===== Data supplied

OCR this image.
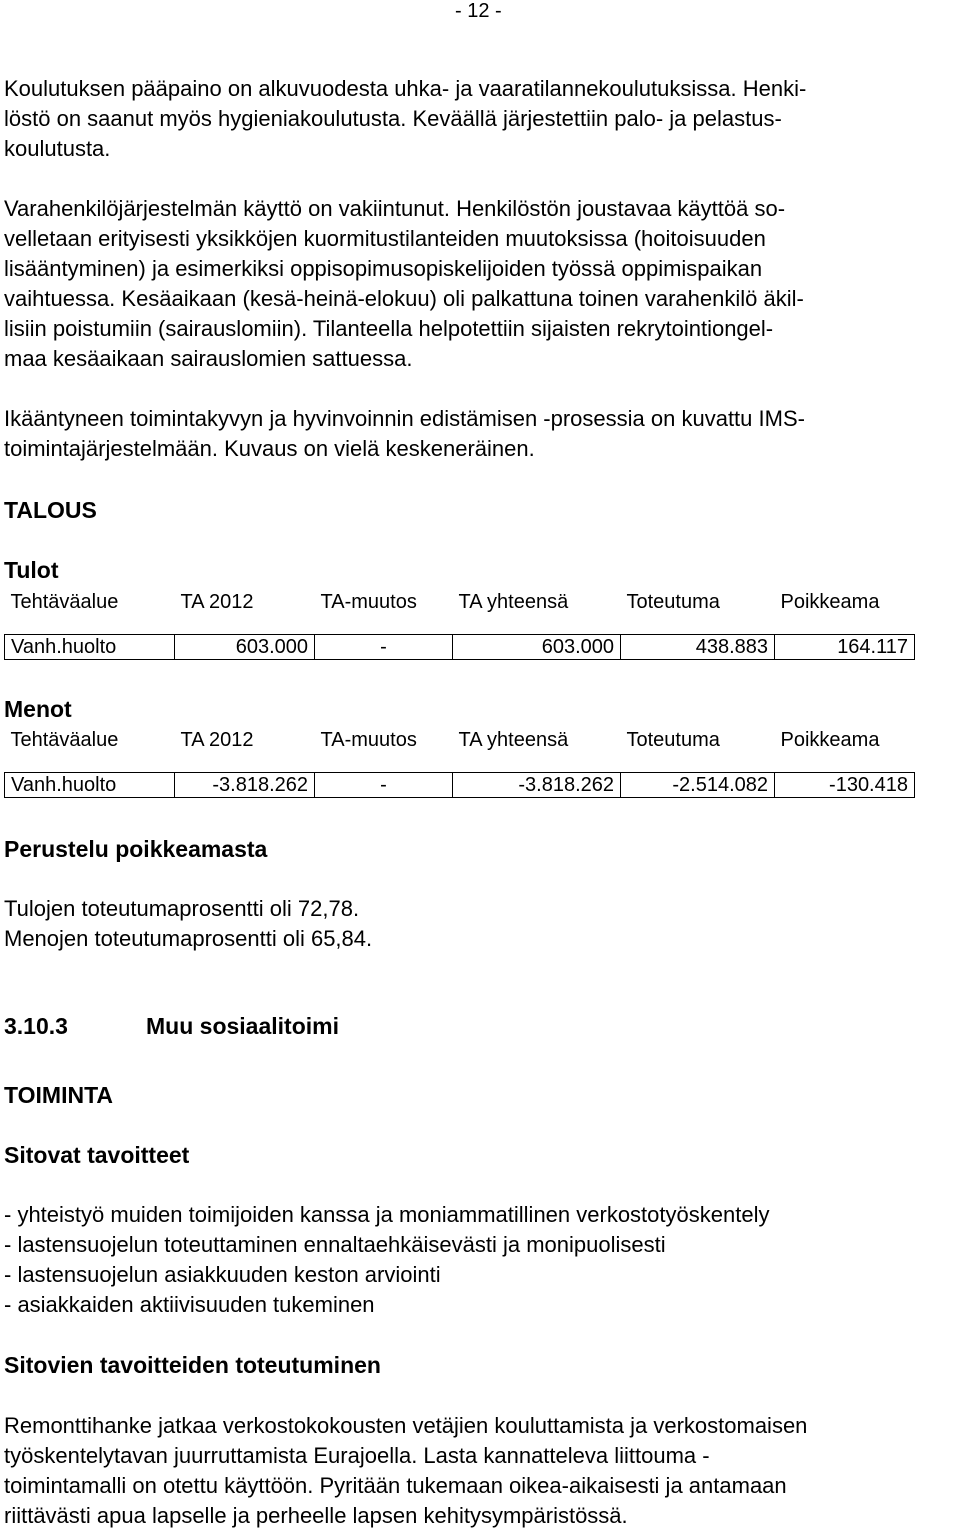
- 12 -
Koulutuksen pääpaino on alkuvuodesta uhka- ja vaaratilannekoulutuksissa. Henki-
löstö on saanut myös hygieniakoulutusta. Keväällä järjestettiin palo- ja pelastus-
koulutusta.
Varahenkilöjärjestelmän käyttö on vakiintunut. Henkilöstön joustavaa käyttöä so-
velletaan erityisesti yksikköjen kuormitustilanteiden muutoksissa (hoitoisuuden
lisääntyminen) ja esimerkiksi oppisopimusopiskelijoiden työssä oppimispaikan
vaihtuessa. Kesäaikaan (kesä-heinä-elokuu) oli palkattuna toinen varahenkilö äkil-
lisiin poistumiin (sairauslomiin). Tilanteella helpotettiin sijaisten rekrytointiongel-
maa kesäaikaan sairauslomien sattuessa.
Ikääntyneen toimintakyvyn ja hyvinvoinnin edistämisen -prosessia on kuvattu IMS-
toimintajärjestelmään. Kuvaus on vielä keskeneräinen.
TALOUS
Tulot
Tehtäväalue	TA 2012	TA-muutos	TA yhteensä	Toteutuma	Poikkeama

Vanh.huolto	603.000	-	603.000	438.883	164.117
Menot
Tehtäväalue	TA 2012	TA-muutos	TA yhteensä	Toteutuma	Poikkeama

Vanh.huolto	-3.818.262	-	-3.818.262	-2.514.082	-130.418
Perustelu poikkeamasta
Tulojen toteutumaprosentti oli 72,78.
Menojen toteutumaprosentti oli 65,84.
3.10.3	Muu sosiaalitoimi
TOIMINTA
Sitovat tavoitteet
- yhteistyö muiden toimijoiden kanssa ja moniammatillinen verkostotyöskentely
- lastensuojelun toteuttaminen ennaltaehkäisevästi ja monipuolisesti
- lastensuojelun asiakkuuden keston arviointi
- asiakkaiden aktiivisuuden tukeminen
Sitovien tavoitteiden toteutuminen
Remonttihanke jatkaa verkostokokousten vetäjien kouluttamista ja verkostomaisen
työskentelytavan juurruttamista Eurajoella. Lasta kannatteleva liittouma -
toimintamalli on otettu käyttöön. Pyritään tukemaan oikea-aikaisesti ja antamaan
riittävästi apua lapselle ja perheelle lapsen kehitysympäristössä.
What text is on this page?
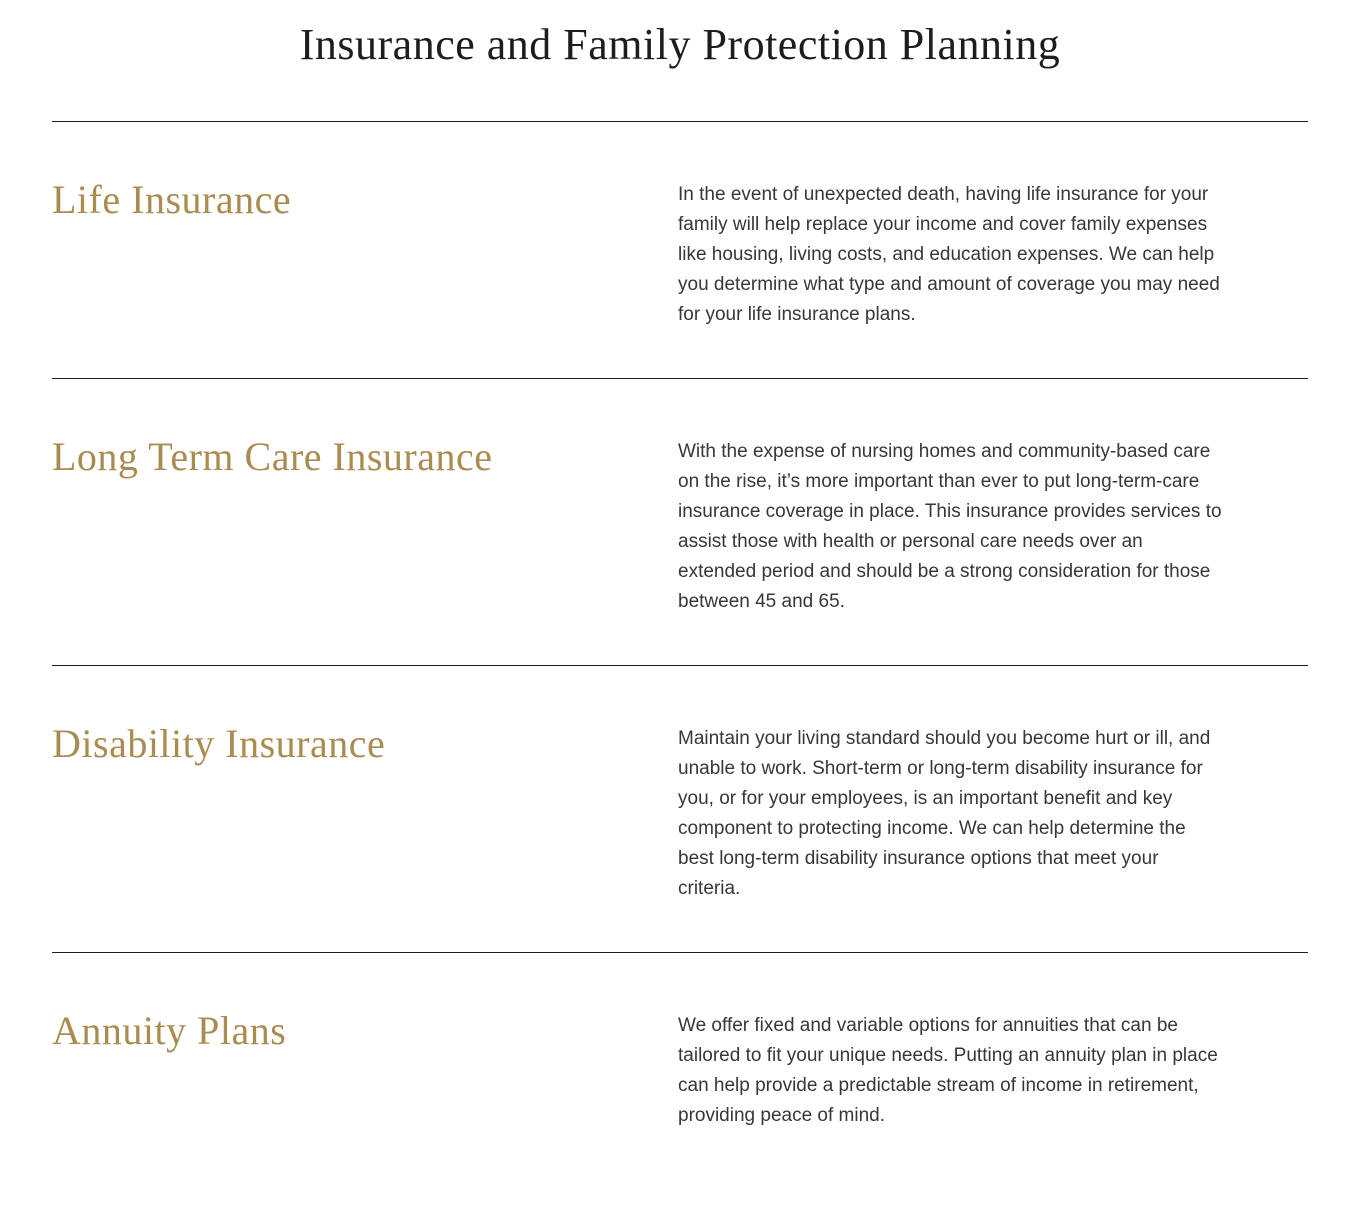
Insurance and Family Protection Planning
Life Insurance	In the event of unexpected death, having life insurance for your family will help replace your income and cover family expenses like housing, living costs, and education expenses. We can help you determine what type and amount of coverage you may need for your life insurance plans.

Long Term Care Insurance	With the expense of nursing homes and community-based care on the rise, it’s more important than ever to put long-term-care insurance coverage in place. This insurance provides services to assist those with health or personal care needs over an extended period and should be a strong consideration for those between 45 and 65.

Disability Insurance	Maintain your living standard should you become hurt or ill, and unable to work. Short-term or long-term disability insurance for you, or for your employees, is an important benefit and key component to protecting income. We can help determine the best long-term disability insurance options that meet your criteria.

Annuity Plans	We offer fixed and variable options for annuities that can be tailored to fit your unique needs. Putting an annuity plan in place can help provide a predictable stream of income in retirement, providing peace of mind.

==========

▶ **Aim of the exercise**
Repeat each line of the records above exactly, but do not copy the pictures.

▶ **Correct answer**
OCR this image.
- 12 -
Koulutuksen pääpaino on alkuvuodesta uhka- ja vaaratilannekoulutuksissa. Henki-
löstö on saanut myös hygieniakoulutusta. Keväällä järjestettiin palo- ja pelastus-
koulutusta.
Varahenkilöjärjestelmän käyttö on vakiintunut. Henkilöstön joustavaa käyttöä so-
velletaan erityisesti yksikköjen kuormitustilanteiden muutoksissa (hoitoisuuden
lisääntyminen) ja esimerkiksi oppisopimusopiskelijoiden työssä oppimispaikan
vaihtuessa. Kesäaikaan (kesä-heinä-elokuu) oli palkattuna toinen varahenkilö äkil-
lisiin poistumiin (sairauslomiin). Tilanteella helpotettiin sijaisten rekrytointiongel-
maa kesäaikaan sairauslomien sattuessa.
Ikääntyneen toimintakyvyn ja hyvinvoinnin edistämisen -prosessia on kuvattu IMS-
toimintajärjestelmään. Kuvaus on vielä keskeneräinen.
TALOUS
Tulot
Tehtäväalue	TA 2012	TA-muutos	TA yhteensä	Toteutuma	Poikkeama

Vanh.huolto	603.000	-	603.000	438.883	164.117
Menot
Tehtäväalue	TA 2012	TA-muutos	TA yhteensä	Toteutuma	Poikkeama

Vanh.huolto	-3.818.262	-	-3.818.262	-2.514.082	-130.418
Perustelu poikkeamasta
Tulojen toteutumaprosentti oli 72,78.
Menojen toteutumaprosentti oli 65,84.
3.10.3	Muu sosiaalitoimi
TOIMINTA
Sitovat tavoitteet
- yhteistyö muiden toimijoiden kanssa ja moniammatillinen verkostotyöskentely
- lastensuojelun toteuttaminen ennaltaehkäisevästi ja monipuolisesti
- lastensuojelun asiakkuuden keston arviointi
- asiakkaiden aktiivisuuden tukeminen
Sitovien tavoitteiden toteutuminen
Remonttihanke jatkaa verkostokokousten vetäjien kouluttamista ja verkostomaisen
työskentelytavan juurruttamista Eurajoella. Lasta kannatteleva liittouma -
toimintamalli on otettu käyttöön. Pyritään tukemaan oikea-aikaisesti ja antamaan
riittävästi apua lapselle ja perheelle lapsen kehitysympäristössä.
What text is on this page?
Insurance and Family Protection Planning
Life Insurance	In the event of unexpected death, having life insurance for your family will help replace your income and cover family expenses like housing, living costs, and education expenses. We can help you determine what type and amount of coverage you may need for your life insurance plans.

Long Term Care Insurance	With the expense of nursing homes and community-based care on the rise, it’s more important than ever to put long-term-care insurance coverage in place. This insurance provides services to assist those with health or personal care needs over an extended period and should be a strong consideration for those between 45 and 65.

Disability Insurance	Maintain your living standard should you become hurt or ill, and unable to work. Short-term or long-term disability insurance for you, or for your employees, is an important benefit and key component to protecting income. We can help determine the best long-term disability insurance options that meet your criteria.

Annuity Plans	We offer fixed and variable options for annuities that can be tailored to fit your unique needs. Putting an annuity plan in place can help provide a predictable stream of income in retirement, providing peace of mind.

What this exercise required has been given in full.